- **ABOUT THIS EXERCISE**: Find the word "proteins" in the records and copy every line where it occurs.

- **SOURCE MATERIAL**:
Segment Open

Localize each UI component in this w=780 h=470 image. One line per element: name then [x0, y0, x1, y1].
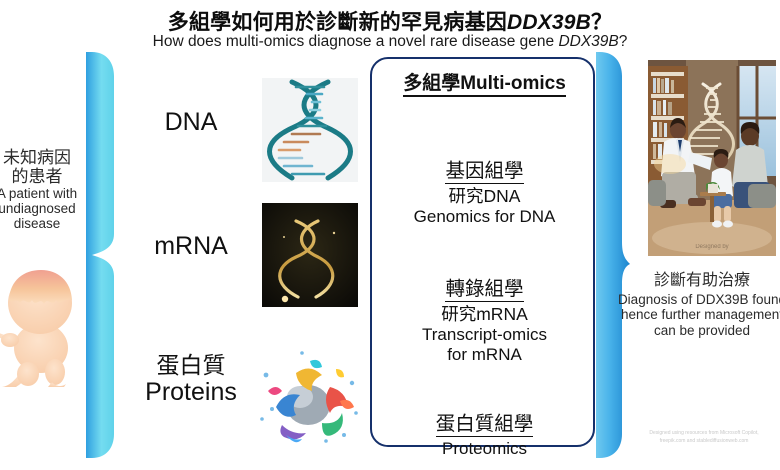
title-zh-gene: DDX39B [507, 11, 591, 34]
omics-block-proteomics: 蛋白質組學 Proteomics [372, 407, 597, 459]
row-label-dna: DNA [126, 108, 256, 137]
row-label-proteins-zh: 蛋白質 [126, 352, 256, 378]
title-zh-text: 多組學如何用於診斷新的罕見病基因 [168, 11, 507, 34]
transcriptomics-en-line2: for mRNA [372, 345, 597, 365]
transcriptomics-heading: 轉錄組學 [445, 272, 523, 302]
omics-title-zh: 多組學 [403, 73, 460, 97]
row-label-mrna-text: mRNA [126, 232, 256, 261]
genomics-heading: 基因組學 [445, 154, 523, 184]
right-blue-bracket [596, 52, 630, 458]
row-label-dna-text: DNA [126, 108, 256, 137]
omics-title-en: Multi-omics [460, 73, 566, 97]
mrna-helix-image [262, 203, 358, 307]
patient-caption-en-line3: disease [0, 216, 92, 231]
page-title-english: How does multi-omics diagnose a novel ra… [0, 33, 780, 51]
proteomics-en: Proteomics [372, 439, 597, 459]
image-credit-line1: Designed using resources from Microsoft … [624, 430, 780, 438]
page-title-chinese: 多組學如何用於診斷新的罕見病基因DDX39B？ [0, 6, 780, 36]
genomics-sub: 研究DNA [372, 186, 597, 207]
genomics-en: Genomics for DNA [372, 207, 597, 227]
image-credit-line2: freepik.com and stablediffusionweb.com [624, 438, 780, 446]
title-en-text: How does multi-omics diagnose a novel ra… [153, 33, 559, 50]
slide-canvas: 多組學如何用於診斷新的罕見病基因DDX39B？ How does multi-o… [0, 0, 780, 470]
image-credit: Designed using resources from Microsoft … [624, 430, 780, 445]
baby-illustration-image [0, 262, 94, 387]
left-cyan-bracket [86, 52, 116, 458]
multi-omics-panel-title: 多組學Multi-omics [372, 68, 597, 95]
outcome-caption: 診斷有助治療 Diagnosis of DDX39B found hence f… [612, 272, 780, 339]
patient-caption-en-line1: A patient with [0, 186, 92, 201]
outcome-caption-zh: 診斷有助治療 [612, 272, 780, 291]
proteomics-heading: 蛋白質組學 [436, 407, 534, 437]
patient-caption-zh-line1: 未知病因 [0, 148, 92, 167]
patient-caption-en-line2: undiagnosed [0, 201, 92, 216]
doctor-consultation-image: Designed by [648, 60, 776, 256]
title-en-tail: ? [619, 33, 628, 50]
title-en-gene: DDX39B [558, 33, 618, 50]
outcome-caption-en-line3: can be provided [612, 323, 780, 339]
svg-text:Designed by: Designed by [695, 244, 728, 250]
protein-structure-image [256, 347, 362, 447]
omics-block-transcriptomics: 轉錄組學 研究mRNA Transcript-omics for mRNA [372, 272, 597, 365]
transcriptomics-en-line1: Transcript-omics [372, 325, 597, 345]
multi-omics-panel: 多組學Multi-omics 基因組學 研究DNA Genomics for D… [370, 57, 595, 447]
row-label-mrna: mRNA [126, 232, 256, 261]
patient-caption: 未知病因 的患者 A patient with undiagnosed dise… [0, 148, 92, 231]
dna-double-helix-image [262, 78, 358, 182]
omics-block-genomics: 基因組學 研究DNA Genomics for DNA [372, 154, 597, 227]
transcriptomics-sub: 研究mRNA [372, 304, 597, 325]
patient-caption-zh-line2: 的患者 [0, 167, 92, 186]
row-label-proteins: 蛋白質 Proteins [126, 352, 256, 407]
title-zh-tail: ？ [591, 11, 612, 34]
row-label-proteins-en: Proteins [126, 378, 256, 407]
outcome-caption-en-line1: Diagnosis of DDX39B found [612, 292, 780, 308]
outcome-caption-en-line2: hence further management [612, 307, 780, 323]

Segment Closed

- **EXERCISE ANSWER**:
row-label-proteins-zh: 蛋白質 [126, 352, 256, 378]
row-label-proteins: 蛋白質 Proteins [126, 352, 256, 407]
row-label-proteins-en: Proteins [126, 378, 256, 407]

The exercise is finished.